** Begin Records for this exercise **
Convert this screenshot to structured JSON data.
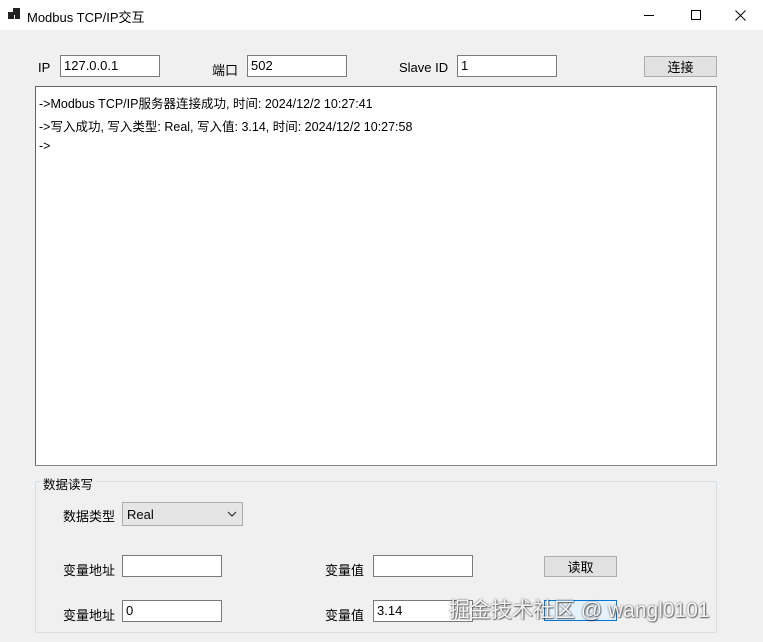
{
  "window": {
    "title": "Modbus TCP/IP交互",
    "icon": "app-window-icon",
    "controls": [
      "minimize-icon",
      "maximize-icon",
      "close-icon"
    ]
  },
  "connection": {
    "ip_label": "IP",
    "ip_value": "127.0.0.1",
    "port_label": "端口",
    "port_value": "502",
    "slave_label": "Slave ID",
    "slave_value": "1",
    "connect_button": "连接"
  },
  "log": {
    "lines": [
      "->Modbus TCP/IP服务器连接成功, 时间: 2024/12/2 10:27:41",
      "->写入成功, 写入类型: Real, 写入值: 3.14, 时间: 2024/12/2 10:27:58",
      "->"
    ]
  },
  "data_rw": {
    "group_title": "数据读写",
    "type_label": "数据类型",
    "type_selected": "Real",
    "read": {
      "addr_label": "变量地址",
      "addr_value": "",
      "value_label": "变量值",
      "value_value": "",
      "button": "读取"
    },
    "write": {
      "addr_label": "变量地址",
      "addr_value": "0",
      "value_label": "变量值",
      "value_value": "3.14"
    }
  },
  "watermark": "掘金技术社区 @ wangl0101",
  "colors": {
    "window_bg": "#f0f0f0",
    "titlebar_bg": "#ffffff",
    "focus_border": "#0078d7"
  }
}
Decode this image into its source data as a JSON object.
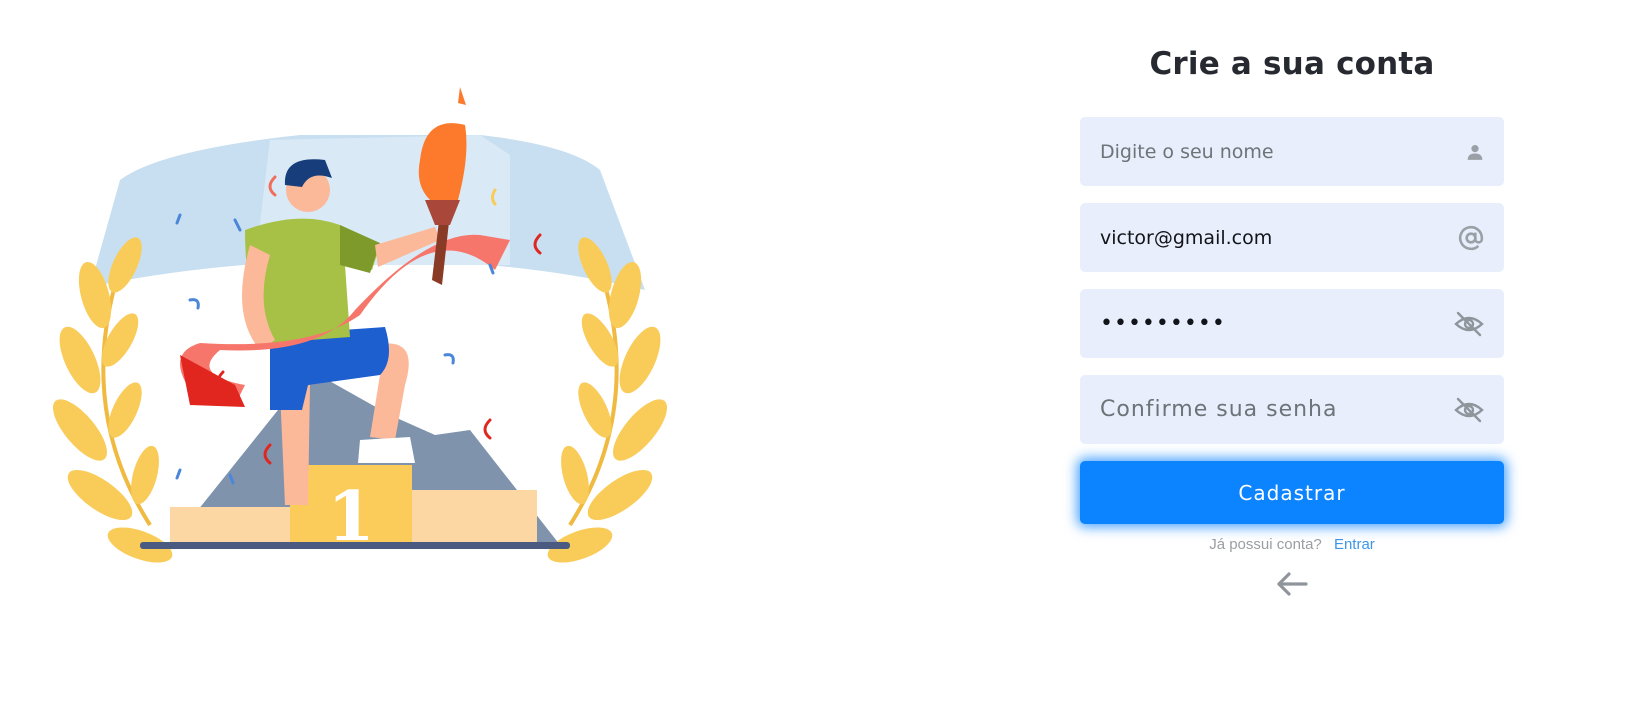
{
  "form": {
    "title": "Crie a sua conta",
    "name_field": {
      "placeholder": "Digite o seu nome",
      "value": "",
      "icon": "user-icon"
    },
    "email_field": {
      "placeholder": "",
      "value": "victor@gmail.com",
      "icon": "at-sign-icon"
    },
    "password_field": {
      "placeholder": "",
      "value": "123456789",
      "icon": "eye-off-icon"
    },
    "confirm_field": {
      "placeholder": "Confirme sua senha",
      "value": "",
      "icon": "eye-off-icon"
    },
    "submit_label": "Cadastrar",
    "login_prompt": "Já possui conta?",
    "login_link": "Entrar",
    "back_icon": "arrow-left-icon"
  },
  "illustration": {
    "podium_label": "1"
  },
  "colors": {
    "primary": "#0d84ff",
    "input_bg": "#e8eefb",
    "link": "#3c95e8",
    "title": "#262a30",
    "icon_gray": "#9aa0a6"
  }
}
** End Records for this exercise **
The request:
From the entries above, output every line exactly and omit any image.

Answer below:
Convert this screenshot to structured JSON data.
{
  "window": {
    "title": "Modbus TCP/IP交互",
    "icon": "app-window-icon",
    "controls": [
      "minimize-icon",
      "maximize-icon",
      "close-icon"
    ]
  },
  "connection": {
    "ip_label": "IP",
    "ip_value": "127.0.0.1",
    "port_label": "端口",
    "port_value": "502",
    "slave_label": "Slave ID",
    "slave_value": "1",
    "connect_button": "连接"
  },
  "log": {
    "lines": [
      "->Modbus TCP/IP服务器连接成功, 时间: 2024/12/2 10:27:41",
      "->写入成功, 写入类型: Real, 写入值: 3.14, 时间: 2024/12/2 10:27:58",
      "->"
    ]
  },
  "data_rw": {
    "group_title": "数据读写",
    "type_label": "数据类型",
    "type_selected": "Real",
    "read": {
      "addr_label": "变量地址",
      "addr_value": "",
      "value_label": "变量值",
      "value_value": "",
      "button": "读取"
    },
    "write": {
      "addr_label": "变量地址",
      "addr_value": "0",
      "value_label": "变量值",
      "value_value": "3.14"
    }
  },
  "watermark": "掘金技术社区 @ wangl0101",
  "colors": {
    "window_bg": "#f0f0f0",
    "titlebar_bg": "#ffffff",
    "focus_border": "#0078d7"
  }
}
Decode this image into its source data as a JSON object.
{
  "form": {
    "title": "Crie a sua conta",
    "name_field": {
      "placeholder": "Digite o seu nome",
      "value": "",
      "icon": "user-icon"
    },
    "email_field": {
      "placeholder": "",
      "value": "victor@gmail.com",
      "icon": "at-sign-icon"
    },
    "password_field": {
      "placeholder": "",
      "value": "123456789",
      "icon": "eye-off-icon"
    },
    "confirm_field": {
      "placeholder": "Confirme sua senha",
      "value": "",
      "icon": "eye-off-icon"
    },
    "submit_label": "Cadastrar",
    "login_prompt": "Já possui conta?",
    "login_link": "Entrar",
    "back_icon": "arrow-left-icon"
  },
  "illustration": {
    "podium_label": "1"
  },
  "colors": {
    "primary": "#0d84ff",
    "input_bg": "#e8eefb",
    "link": "#3c95e8",
    "title": "#262a30",
    "icon_gray": "#9aa0a6"
  }
}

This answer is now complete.